_What to work on:_ Among the lines below, count those containing the word "name". Give the number only.

_Information provided:_
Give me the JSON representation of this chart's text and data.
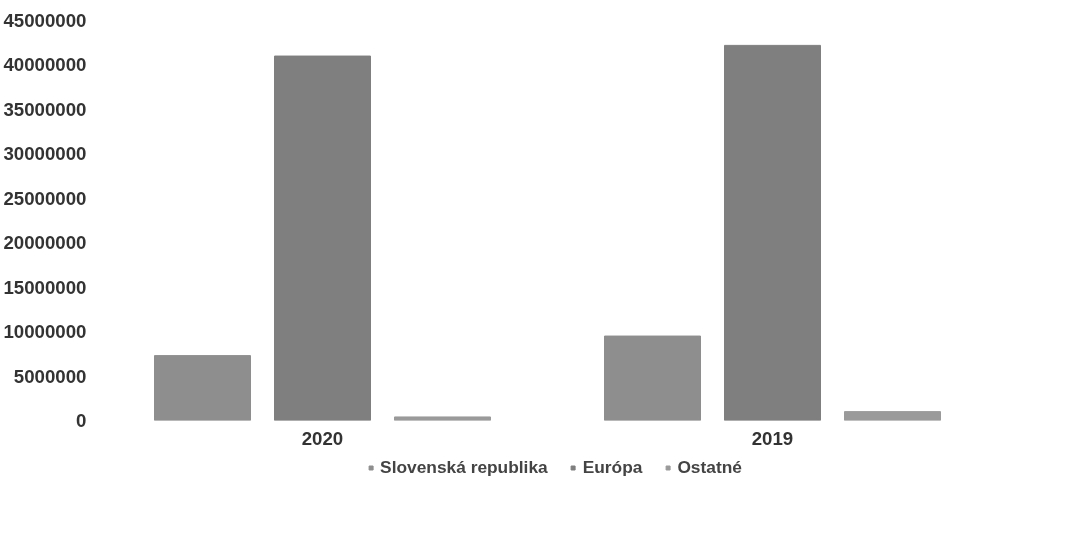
{
  "chart_data": {
    "type": "bar",
    "categories": [
      "2020",
      "2019"
    ],
    "series": [
      {
        "name": "Slovenská republika",
        "color": "#8e8e8e",
        "values": [
          7300000,
          9500000
        ]
      },
      {
        "name": "Európa",
        "color": "#7f7f7f",
        "values": [
          41000000,
          42200000
        ]
      },
      {
        "name": "Ostatné",
        "color": "#9a9a9a",
        "values": [
          400000,
          1000000
        ]
      }
    ],
    "ylim": [
      0,
      45000000
    ],
    "yticks": [
      0,
      5000000,
      10000000,
      15000000,
      20000000,
      25000000,
      30000000,
      35000000,
      40000000,
      45000000
    ],
    "grid": false,
    "legend": "bottom"
  }
}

_Result of this exercise:_ 3